▶ _Work to be completed_
Skip the pictures and quote all of the lines exactly.
━━━━━━━━━━━━━━━━
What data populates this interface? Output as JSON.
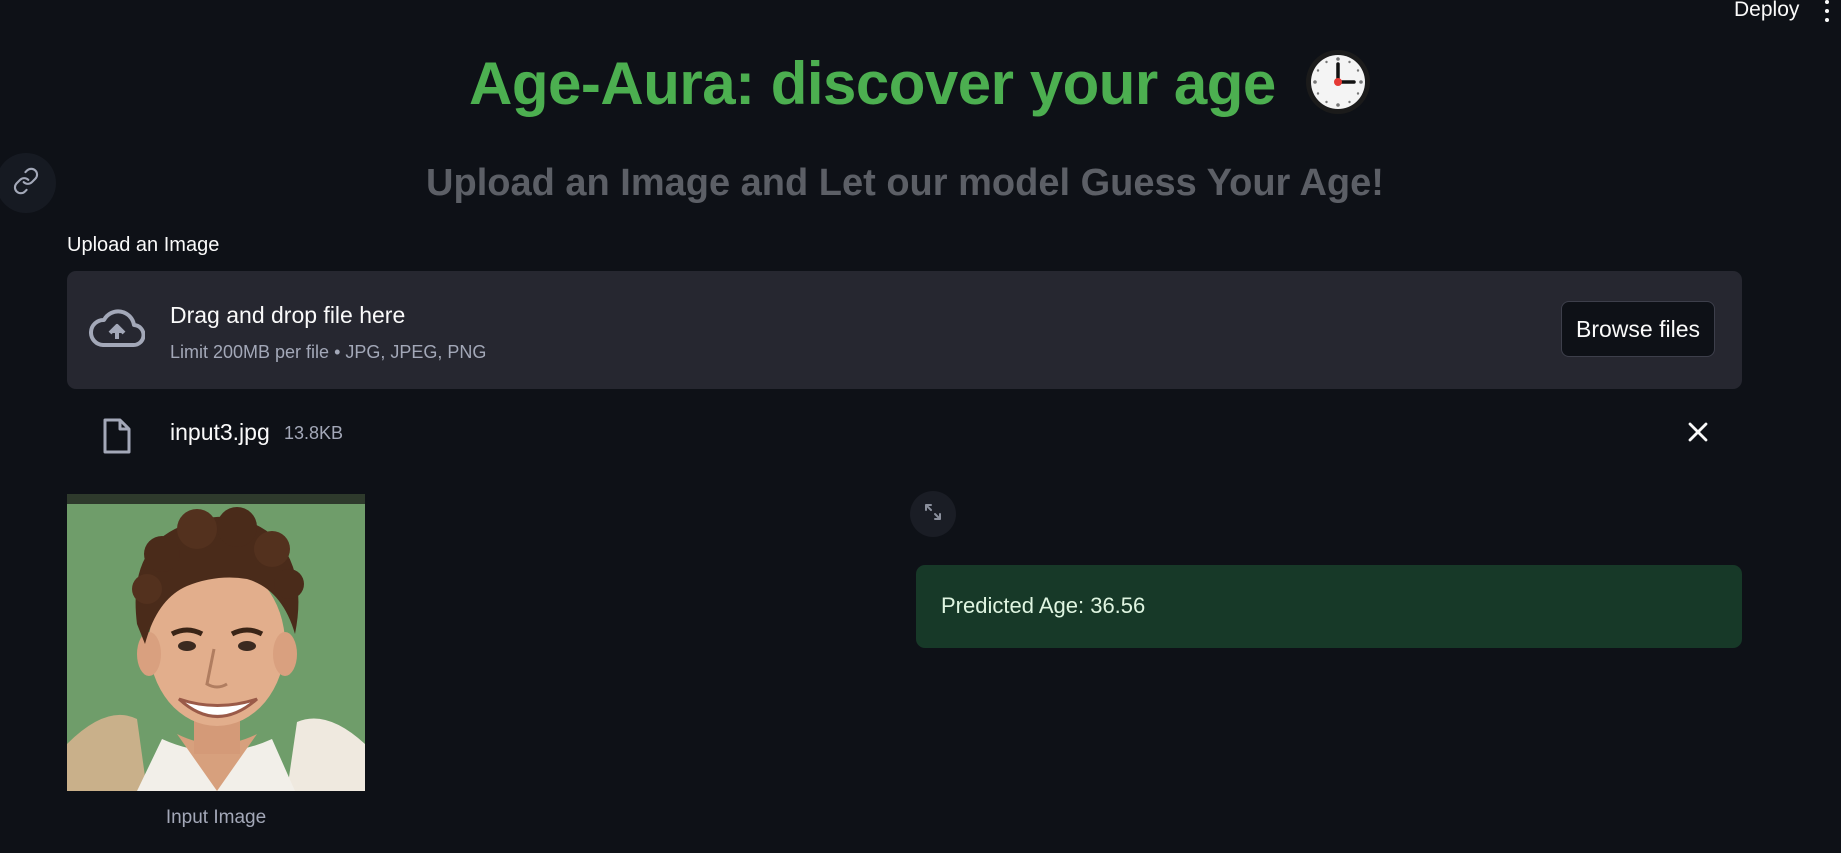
{
  "header": {
    "deploy_label": "Deploy"
  },
  "app": {
    "title": "Age-Aura: discover your age",
    "title_icon": "clock-icon",
    "subtitle": "Upload an Image and Let our model Guess Your Age!",
    "accent_color": "#4caf50"
  },
  "uploader": {
    "label": "Upload an Image",
    "drop_text": "Drag and drop file here",
    "limit_text": "Limit 200MB per file • JPG, JPEG, PNG",
    "browse_label": "Browse files"
  },
  "uploaded_file": {
    "name": "input3.jpg",
    "size": "13.8KB"
  },
  "input_image": {
    "caption": "Input Image"
  },
  "prediction": {
    "text": "Predicted Age: 36.56",
    "background_color": "#173928"
  }
}
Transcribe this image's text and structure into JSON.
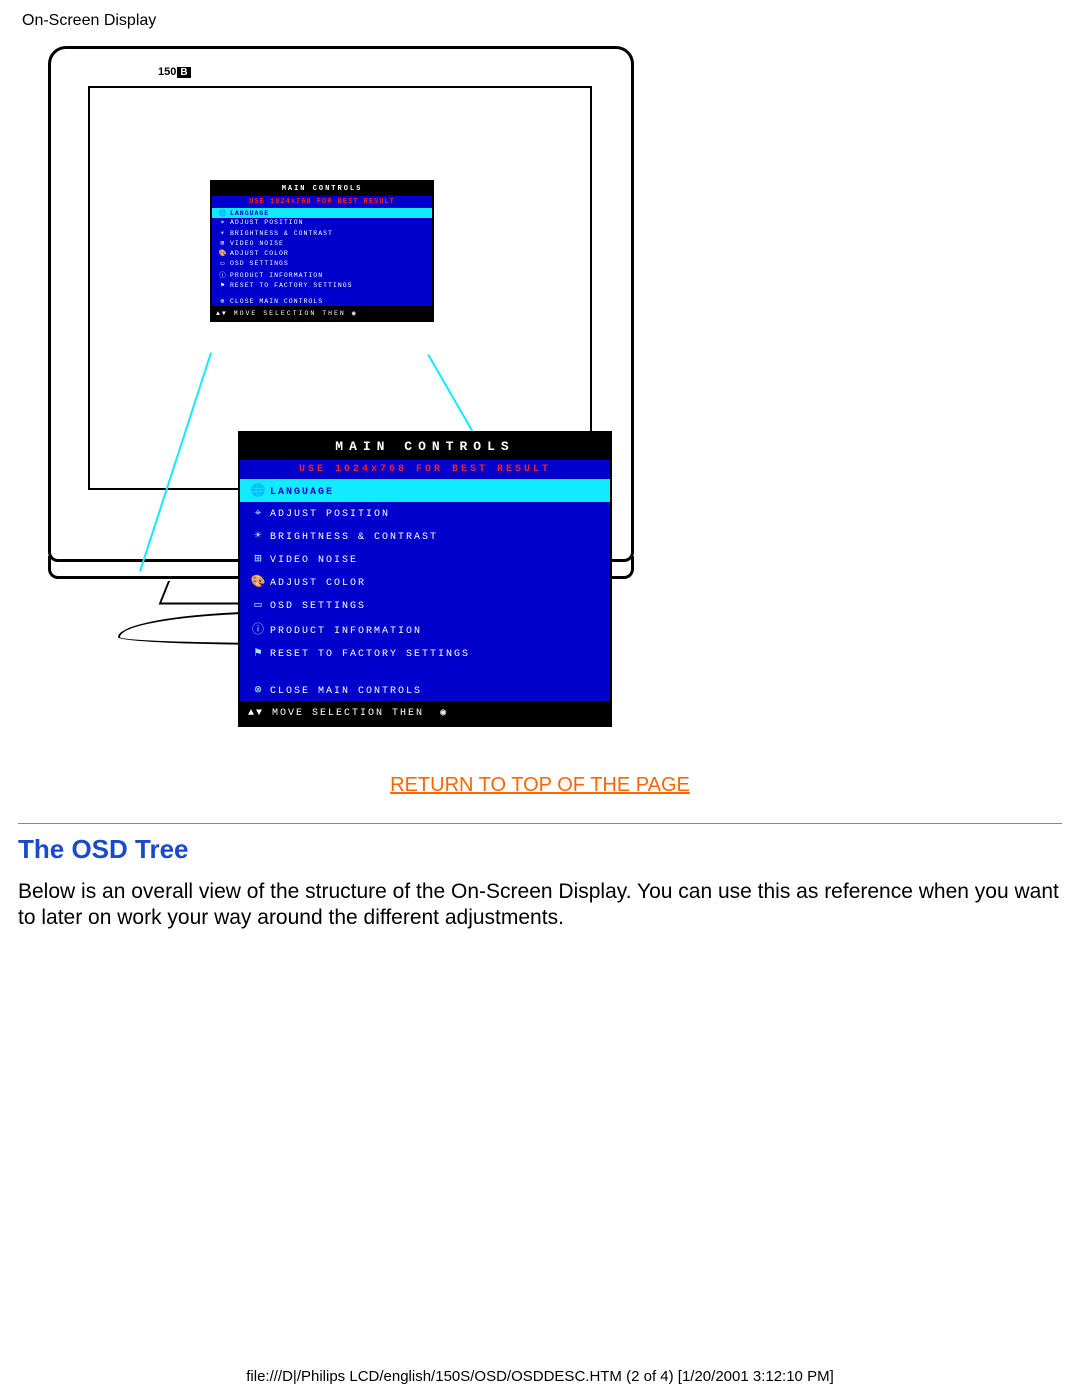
━━━━━━━━━━━━━━━━
▶ _The response_
What data populates this interface? Output as JSON.
{
  "header": {
    "deploy_label": "Deploy"
  },
  "app": {
    "title": "Age-Aura: discover your age",
    "title_icon": "clock-icon",
    "subtitle": "Upload an Image and Let our model Guess Your Age!",
    "accent_color": "#4caf50"
  },
  "uploader": {
    "label": "Upload an Image",
    "drop_text": "Drag and drop file here",
    "limit_text": "Limit 200MB per file • JPG, JPEG, PNG",
    "browse_label": "Browse files"
  },
  "uploaded_file": {
    "name": "input3.jpg",
    "size": "13.8KB"
  },
  "input_image": {
    "caption": "Input Image"
  },
  "prediction": {
    "text": "Predicted Age: 36.56",
    "background_color": "#173928"
  }
}
Transcribe this image's text and structure into JSON.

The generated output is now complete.